Data records
** START **

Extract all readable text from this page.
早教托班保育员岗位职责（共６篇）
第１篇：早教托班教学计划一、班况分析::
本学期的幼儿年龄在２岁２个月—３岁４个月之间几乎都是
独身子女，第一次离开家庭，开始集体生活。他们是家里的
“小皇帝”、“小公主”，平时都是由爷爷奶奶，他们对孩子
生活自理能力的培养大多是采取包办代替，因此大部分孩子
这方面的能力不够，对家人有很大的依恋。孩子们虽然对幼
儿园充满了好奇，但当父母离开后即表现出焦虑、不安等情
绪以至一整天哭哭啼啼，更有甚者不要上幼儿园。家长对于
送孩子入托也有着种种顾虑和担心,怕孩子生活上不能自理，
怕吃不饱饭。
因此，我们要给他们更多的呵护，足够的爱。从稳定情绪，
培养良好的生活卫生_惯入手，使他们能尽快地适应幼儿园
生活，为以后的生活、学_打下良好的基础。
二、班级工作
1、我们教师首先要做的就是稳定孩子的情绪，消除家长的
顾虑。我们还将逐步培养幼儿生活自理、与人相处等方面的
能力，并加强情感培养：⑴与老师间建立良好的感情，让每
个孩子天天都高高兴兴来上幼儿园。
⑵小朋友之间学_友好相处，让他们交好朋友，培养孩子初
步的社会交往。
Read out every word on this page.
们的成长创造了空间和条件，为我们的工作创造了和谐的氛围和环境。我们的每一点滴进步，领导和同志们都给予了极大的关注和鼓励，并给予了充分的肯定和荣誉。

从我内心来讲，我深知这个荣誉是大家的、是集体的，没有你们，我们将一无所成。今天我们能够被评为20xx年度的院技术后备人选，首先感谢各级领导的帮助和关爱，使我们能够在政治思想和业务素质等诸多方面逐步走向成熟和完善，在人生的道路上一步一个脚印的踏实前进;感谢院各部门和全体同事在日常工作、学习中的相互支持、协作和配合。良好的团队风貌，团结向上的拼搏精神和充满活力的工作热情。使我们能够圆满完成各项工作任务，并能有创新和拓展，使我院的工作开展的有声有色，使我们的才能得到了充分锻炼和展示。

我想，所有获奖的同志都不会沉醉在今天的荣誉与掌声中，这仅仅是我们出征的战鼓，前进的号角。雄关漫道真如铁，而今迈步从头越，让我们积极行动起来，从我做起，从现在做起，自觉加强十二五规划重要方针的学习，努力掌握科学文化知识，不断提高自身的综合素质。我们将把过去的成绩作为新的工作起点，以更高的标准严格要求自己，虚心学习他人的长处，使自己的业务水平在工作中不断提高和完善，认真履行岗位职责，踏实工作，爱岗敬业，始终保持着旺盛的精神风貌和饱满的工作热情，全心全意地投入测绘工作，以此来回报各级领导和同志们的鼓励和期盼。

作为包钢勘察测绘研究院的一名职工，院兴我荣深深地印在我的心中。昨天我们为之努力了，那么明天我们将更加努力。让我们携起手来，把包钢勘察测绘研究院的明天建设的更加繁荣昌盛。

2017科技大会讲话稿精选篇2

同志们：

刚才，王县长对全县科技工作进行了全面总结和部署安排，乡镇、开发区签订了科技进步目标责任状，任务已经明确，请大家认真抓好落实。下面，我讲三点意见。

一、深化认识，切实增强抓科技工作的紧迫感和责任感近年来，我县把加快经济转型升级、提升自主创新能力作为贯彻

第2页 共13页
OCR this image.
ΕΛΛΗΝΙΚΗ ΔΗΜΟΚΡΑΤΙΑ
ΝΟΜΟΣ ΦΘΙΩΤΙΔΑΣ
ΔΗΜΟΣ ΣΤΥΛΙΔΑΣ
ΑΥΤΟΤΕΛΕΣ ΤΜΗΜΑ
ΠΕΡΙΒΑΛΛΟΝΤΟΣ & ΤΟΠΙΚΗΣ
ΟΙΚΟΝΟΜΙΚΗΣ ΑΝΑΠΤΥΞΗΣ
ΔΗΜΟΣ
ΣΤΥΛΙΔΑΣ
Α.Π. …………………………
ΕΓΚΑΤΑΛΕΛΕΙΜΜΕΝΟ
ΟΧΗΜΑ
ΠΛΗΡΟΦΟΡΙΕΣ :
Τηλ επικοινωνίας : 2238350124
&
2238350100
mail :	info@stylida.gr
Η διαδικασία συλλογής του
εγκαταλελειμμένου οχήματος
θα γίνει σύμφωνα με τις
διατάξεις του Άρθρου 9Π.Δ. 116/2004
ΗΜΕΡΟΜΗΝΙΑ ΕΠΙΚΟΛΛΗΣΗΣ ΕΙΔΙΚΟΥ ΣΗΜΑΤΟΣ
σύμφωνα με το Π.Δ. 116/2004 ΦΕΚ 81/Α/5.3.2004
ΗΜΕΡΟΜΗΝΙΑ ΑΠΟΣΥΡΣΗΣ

** END **

• **Problem details**: Repeat each record in full; every line must match exactly.

• **Result of this task**:
Extract all readable text from this page.
早教托班保育员岗位职责（共６篇）
第１篇：早教托班教学计划一、班况分析::
本学期的幼儿年龄在２岁２个月—３岁４个月之间几乎都是
独身子女，第一次离开家庭，开始集体生活。他们是家里的
“小皇帝”、“小公主”，平时都是由爷爷奶奶，他们对孩子
生活自理能力的培养大多是采取包办代替，因此大部分孩子
这方面的能力不够，对家人有很大的依恋。孩子们虽然对幼
儿园充满了好奇，但当父母离开后即表现出焦虑、不安等情
绪以至一整天哭哭啼啼，更有甚者不要上幼儿园。家长对于
送孩子入托也有着种种顾虑和担心,怕孩子生活上不能自理，
怕吃不饱饭。
因此，我们要给他们更多的呵护，足够的爱。从稳定情绪，
培养良好的生活卫生_惯入手，使他们能尽快地适应幼儿园
生活，为以后的生活、学_打下良好的基础。
二、班级工作
1、我们教师首先要做的就是稳定孩子的情绪，消除家长的
顾虑。我们还将逐步培养幼儿生活自理、与人相处等方面的
能力，并加强情感培养：⑴与老师间建立良好的感情，让每
个孩子天天都高高兴兴来上幼儿园。
⑵小朋友之间学_友好相处，让他们交好朋友，培养孩子初
步的社会交往。
Read out every word on this page.
们的成长创造了空间和条件，为我们的工作创造了和谐的氛围和环境。我们的每一点滴进步，领导和同志们都给予了极大的关注和鼓励，并给予了充分的肯定和荣誉。

从我内心来讲，我深知这个荣誉是大家的、是集体的，没有你们，我们将一无所成。今天我们能够被评为20xx年度的院技术后备人选，首先感谢各级领导的帮助和关爱，使我们能够在政治思想和业务素质等诸多方面逐步走向成熟和完善，在人生的道路上一步一个脚印的踏实前进;感谢院各部门和全体同事在日常工作、学习中的相互支持、协作和配合。良好的团队风貌，团结向上的拼搏精神和充满活力的工作热情。使我们能够圆满完成各项工作任务，并能有创新和拓展，使我院的工作开展的有声有色，使我们的才能得到了充分锻炼和展示。

我想，所有获奖的同志都不会沉醉在今天的荣誉与掌声中，这仅仅是我们出征的战鼓，前进的号角。雄关漫道真如铁，而今迈步从头越，让我们积极行动起来，从我做起，从现在做起，自觉加强十二五规划重要方针的学习，努力掌握科学文化知识，不断提高自身的综合素质。我们将把过去的成绩作为新的工作起点，以更高的标准严格要求自己，虚心学习他人的长处，使自己的业务水平在工作中不断提高和完善，认真履行岗位职责，踏实工作，爱岗敬业，始终保持着旺盛的精神风貌和饱满的工作热情，全心全意地投入测绘工作，以此来回报各级领导和同志们的鼓励和期盼。

作为包钢勘察测绘研究院的一名职工，院兴我荣深深地印在我的心中。昨天我们为之努力了，那么明天我们将更加努力。让我们携起手来，把包钢勘察测绘研究院的明天建设的更加繁荣昌盛。

2017科技大会讲话稿精选篇2

同志们：

刚才，王县长对全县科技工作进行了全面总结和部署安排，乡镇、开发区签订了科技进步目标责任状，任务已经明确，请大家认真抓好落实。下面，我讲三点意见。

一、深化认识，切实增强抓科技工作的紧迫感和责任感近年来，我县把加快经济转型升级、提升自主创新能力作为贯彻

第2页 共13页
OCR this image.
ΕΛΛΗΝΙΚΗ ΔΗΜΟΚΡΑΤΙΑ
ΝΟΜΟΣ ΦΘΙΩΤΙΔΑΣ
ΔΗΜΟΣ ΣΤΥΛΙΔΑΣ
ΑΥΤΟΤΕΛΕΣ ΤΜΗΜΑ
ΠΕΡΙΒΑΛΛΟΝΤΟΣ & ΤΟΠΙΚΗΣ
ΟΙΚΟΝΟΜΙΚΗΣ ΑΝΑΠΤΥΞΗΣ
ΔΗΜΟΣ
ΣΤΥΛΙΔΑΣ
Α.Π. …………………………
ΕΓΚΑΤΑΛΕΛΕΙΜΜΕΝΟ
ΟΧΗΜΑ
ΠΛΗΡΟΦΟΡΙΕΣ :
Τηλ επικοινωνίας : 2238350124
&
2238350100
mail :	info@stylida.gr
Η διαδικασία συλλογής του
εγκαταλελειμμένου οχήματος
θα γίνει σύμφωνα με τις
διατάξεις του Άρθρου 9Π.Δ. 116/2004
ΗΜΕΡΟΜΗΝΙΑ ΕΠΙΚΟΛΛΗΣΗΣ ΕΙΔΙΚΟΥ ΣΗΜΑΤΟΣ
σύμφωνα με το Π.Δ. 116/2004 ΦΕΚ 81/Α/5.3.2004
ΗΜΕΡΟΜΗΝΙΑ ΑΠΟΣΥΡΣΗΣ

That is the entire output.